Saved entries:
··········

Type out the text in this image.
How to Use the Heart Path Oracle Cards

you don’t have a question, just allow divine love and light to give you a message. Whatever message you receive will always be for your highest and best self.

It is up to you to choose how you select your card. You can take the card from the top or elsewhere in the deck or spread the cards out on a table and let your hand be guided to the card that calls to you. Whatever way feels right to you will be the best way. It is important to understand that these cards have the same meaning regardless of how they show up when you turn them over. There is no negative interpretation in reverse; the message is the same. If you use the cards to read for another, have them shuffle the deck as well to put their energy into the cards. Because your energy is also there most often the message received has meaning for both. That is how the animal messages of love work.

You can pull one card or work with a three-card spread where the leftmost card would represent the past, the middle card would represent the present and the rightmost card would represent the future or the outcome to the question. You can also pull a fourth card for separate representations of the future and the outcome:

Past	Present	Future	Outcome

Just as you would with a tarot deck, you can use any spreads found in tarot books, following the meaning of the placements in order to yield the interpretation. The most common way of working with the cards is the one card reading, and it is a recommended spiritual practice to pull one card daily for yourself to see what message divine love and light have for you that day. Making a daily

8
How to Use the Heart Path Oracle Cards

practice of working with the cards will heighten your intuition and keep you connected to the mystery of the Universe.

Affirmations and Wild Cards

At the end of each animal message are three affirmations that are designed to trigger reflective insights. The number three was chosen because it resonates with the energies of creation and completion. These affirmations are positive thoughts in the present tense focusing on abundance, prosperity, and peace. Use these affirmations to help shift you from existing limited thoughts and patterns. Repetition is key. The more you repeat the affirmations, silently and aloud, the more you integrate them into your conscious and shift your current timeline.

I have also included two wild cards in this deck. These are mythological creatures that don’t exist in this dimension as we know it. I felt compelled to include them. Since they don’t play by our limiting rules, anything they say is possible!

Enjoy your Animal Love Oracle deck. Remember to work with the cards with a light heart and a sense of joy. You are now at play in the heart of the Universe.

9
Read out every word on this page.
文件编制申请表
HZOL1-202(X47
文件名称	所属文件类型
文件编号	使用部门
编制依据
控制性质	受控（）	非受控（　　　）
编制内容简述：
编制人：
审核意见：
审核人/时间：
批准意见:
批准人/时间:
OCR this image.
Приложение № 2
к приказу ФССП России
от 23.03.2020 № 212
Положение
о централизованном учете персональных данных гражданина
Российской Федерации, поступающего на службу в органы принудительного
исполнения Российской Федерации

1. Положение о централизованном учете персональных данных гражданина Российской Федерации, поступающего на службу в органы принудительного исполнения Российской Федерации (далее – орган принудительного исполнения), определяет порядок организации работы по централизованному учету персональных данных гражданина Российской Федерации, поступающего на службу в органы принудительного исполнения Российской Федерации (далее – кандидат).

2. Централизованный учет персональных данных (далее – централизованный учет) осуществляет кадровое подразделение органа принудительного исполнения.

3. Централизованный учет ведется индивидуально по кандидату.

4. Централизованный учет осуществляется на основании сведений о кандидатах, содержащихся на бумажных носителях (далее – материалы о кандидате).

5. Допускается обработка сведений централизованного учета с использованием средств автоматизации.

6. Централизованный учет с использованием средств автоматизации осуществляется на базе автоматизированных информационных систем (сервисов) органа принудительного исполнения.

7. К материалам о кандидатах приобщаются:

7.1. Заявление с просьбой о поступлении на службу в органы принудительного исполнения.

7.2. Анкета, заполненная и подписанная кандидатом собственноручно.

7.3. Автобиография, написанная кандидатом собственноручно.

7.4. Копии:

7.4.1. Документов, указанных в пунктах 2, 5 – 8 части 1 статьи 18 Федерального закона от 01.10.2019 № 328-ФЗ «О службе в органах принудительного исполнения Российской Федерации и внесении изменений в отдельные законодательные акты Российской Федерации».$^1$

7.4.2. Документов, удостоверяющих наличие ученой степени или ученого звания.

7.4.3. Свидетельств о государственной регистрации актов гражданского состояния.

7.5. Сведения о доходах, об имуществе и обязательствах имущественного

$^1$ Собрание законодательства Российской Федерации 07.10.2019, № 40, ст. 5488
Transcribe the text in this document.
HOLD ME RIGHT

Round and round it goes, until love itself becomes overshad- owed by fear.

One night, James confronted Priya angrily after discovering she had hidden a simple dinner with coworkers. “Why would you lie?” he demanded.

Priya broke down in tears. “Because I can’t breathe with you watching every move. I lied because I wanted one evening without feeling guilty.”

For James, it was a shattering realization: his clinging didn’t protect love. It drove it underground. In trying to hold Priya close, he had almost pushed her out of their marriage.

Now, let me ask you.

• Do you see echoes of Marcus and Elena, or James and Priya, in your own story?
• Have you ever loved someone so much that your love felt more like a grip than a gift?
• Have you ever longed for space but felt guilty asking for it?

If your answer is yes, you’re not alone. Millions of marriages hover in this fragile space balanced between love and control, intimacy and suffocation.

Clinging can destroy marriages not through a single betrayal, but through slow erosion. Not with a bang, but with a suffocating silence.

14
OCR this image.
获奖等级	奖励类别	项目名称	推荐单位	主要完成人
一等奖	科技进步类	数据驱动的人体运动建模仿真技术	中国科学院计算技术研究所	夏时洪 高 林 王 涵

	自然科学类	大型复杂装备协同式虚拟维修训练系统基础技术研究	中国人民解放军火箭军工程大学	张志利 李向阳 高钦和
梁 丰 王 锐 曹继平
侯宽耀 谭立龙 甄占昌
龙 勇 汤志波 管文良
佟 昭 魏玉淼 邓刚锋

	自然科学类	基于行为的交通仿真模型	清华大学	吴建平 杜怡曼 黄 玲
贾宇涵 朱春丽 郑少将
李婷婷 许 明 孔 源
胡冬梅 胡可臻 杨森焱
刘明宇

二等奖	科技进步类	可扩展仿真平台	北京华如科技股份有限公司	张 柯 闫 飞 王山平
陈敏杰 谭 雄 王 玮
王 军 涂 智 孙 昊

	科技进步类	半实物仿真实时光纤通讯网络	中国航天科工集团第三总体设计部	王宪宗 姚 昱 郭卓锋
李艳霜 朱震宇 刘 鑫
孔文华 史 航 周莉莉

··········

**BRIEF**.
Find all the lines containing "deck" in the material, then copy them.

**RESPONSE TO THE EXERCISE**.
It is up to you to choose how you select your card. You can take the card from the top or elsewhere in the deck or spread the cards out on a table and let your hand be guided to the card that calls to you. Whatever way feels right to you will be the best way. It is important to understand that these cards have the same meaning regardless of how they show up when you turn them over. There is no negative interpretation in reverse; the message is the same. If you use the cards to read for another, have them shuffle the deck as well to put their energy into the cards. Because your energy is also there most often the message received has meaning for both. That is how the animal messages of love work.
Just as you would with a tarot deck, you can use any spreads found in tarot books, following the meaning of the placements in order to yield the interpretation. The most common way of working with the cards is the one card reading, and it is a recommended spiritual practice to pull one card daily for yourself to see what message divine love and light have for you that day. Making a daily
I have also included two wild cards in this deck. These are mythological creatures that don’t exist in this dimension as we know it. I felt compelled to include them. Since they don’t play by our limiting rules, anything they say is possible!
Enjoy your Animal Love Oracle deck. Remember to work with the cards with a light heart and a sense of joy. You are now at play in the heart of the Universe.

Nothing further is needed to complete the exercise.